#### Material:
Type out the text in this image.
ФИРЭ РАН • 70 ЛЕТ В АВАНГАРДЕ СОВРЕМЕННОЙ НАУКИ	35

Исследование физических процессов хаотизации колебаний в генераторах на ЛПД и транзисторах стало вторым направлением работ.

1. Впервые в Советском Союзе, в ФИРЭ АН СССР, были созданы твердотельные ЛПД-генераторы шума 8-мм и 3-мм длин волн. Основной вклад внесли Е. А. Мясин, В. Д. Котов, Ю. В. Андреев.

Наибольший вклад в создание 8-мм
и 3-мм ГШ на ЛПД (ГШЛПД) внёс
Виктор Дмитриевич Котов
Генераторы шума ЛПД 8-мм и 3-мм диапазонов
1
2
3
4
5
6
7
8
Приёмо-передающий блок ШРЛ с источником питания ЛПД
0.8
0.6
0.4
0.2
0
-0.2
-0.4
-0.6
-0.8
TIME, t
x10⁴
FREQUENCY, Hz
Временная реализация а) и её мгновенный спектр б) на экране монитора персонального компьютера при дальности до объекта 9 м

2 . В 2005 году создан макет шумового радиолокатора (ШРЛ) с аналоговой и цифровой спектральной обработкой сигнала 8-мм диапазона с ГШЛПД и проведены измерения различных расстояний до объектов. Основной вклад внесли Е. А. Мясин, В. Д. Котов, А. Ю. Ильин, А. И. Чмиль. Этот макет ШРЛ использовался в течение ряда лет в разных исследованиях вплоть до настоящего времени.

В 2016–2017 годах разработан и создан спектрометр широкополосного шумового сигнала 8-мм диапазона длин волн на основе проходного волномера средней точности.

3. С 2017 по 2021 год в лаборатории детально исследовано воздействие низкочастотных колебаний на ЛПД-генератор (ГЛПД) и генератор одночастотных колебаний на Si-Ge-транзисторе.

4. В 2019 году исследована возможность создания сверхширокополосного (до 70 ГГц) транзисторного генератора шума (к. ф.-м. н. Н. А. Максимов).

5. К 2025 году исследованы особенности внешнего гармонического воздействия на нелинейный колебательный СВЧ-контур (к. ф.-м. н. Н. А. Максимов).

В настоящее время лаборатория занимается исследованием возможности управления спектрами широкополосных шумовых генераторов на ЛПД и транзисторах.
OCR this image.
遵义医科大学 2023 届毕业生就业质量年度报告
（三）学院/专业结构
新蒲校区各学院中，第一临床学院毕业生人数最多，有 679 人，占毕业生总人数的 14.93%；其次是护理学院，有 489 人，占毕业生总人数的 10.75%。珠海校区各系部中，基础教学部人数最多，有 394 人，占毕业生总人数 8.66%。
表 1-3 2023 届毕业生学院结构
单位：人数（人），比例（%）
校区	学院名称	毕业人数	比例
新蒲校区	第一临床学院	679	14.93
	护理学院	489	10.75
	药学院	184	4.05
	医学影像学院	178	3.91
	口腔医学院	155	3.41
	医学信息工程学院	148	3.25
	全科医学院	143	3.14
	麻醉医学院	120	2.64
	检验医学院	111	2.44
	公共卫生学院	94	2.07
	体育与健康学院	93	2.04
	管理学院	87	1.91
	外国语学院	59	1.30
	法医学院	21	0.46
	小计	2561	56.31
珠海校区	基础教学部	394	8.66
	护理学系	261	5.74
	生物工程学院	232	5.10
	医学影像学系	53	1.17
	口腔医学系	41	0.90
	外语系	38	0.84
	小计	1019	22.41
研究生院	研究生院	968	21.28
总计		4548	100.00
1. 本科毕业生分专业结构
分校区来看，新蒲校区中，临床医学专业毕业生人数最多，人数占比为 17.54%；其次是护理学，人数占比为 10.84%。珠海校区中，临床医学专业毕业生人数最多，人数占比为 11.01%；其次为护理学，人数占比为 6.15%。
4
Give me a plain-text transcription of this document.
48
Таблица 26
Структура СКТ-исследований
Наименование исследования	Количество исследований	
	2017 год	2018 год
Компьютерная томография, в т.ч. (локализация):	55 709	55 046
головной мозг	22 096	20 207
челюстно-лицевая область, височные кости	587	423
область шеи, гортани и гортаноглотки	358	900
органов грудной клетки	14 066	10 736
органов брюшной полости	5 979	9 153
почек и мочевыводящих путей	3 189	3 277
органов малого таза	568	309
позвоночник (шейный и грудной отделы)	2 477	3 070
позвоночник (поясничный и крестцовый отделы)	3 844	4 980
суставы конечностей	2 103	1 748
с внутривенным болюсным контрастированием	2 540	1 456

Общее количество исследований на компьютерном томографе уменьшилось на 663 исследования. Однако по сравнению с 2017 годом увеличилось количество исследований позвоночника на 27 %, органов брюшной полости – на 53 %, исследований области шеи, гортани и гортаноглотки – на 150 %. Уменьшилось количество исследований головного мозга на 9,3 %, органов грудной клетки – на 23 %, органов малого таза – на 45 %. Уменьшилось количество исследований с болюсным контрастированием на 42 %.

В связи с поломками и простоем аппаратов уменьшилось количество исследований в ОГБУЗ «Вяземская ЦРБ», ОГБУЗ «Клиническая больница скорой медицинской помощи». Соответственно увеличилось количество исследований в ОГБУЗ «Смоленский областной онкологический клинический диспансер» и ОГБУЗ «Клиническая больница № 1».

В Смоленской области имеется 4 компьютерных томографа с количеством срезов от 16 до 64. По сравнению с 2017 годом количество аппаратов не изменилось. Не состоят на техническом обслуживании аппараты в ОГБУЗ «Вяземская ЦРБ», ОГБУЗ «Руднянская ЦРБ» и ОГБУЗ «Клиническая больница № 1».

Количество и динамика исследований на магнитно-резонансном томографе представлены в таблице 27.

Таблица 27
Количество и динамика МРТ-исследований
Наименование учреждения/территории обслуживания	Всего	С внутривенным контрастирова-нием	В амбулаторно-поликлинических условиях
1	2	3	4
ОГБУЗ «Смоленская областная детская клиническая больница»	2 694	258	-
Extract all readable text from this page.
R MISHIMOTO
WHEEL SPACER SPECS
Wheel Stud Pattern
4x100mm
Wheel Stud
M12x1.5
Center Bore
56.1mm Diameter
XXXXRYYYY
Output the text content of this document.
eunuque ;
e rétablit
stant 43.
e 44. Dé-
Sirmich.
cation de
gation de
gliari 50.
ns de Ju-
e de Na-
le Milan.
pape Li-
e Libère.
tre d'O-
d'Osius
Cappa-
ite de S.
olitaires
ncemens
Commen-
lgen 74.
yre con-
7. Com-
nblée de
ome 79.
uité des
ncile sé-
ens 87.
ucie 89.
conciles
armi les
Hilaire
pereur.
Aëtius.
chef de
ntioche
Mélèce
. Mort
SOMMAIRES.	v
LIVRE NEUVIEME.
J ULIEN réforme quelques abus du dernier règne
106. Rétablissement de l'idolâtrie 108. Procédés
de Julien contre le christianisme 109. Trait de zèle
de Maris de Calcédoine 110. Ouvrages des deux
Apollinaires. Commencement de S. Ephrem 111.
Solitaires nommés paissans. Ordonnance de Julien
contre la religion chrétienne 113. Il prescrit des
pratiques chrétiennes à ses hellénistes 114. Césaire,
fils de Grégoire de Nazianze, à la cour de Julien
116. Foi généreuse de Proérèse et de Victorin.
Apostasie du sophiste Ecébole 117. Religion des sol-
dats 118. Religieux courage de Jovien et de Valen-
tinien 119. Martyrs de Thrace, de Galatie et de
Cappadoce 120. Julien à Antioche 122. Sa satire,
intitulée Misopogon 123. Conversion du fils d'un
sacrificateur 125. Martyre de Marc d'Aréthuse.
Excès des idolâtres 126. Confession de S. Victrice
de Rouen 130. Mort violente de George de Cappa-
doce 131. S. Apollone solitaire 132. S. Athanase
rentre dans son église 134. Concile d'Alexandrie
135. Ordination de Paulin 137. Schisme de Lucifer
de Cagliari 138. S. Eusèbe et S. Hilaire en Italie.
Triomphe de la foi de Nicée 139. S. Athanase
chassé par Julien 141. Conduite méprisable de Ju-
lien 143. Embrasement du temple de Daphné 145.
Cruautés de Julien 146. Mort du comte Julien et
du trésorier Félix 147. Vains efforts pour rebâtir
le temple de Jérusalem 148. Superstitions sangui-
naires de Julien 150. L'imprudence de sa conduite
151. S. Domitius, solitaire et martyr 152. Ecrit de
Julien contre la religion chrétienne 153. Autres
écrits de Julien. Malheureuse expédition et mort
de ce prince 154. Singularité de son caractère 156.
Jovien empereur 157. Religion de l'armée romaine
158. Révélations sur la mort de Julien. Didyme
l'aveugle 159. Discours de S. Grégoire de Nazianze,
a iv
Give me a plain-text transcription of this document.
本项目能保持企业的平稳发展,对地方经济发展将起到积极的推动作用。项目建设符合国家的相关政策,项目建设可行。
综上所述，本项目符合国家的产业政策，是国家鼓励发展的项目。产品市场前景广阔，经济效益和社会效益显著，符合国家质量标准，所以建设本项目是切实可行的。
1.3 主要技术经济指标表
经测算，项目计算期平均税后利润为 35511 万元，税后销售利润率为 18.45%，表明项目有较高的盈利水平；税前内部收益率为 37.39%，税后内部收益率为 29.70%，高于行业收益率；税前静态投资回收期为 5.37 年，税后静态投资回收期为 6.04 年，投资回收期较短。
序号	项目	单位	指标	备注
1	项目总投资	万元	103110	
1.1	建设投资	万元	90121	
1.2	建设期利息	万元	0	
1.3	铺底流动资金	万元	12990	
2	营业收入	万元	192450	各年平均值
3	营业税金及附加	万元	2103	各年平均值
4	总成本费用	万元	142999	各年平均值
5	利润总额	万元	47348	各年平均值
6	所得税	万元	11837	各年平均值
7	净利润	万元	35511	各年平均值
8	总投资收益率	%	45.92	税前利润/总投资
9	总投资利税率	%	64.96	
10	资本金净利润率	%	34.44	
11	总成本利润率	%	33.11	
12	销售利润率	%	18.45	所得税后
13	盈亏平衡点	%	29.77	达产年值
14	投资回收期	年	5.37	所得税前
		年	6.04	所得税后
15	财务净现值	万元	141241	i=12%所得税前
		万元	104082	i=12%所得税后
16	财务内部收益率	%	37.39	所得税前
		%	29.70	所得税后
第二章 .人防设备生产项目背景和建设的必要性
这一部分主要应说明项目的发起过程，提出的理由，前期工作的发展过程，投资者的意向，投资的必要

#### Task:
Your task is to report how many lines of the material include the string "image". Give the number and no other words.

#### Written solution:
2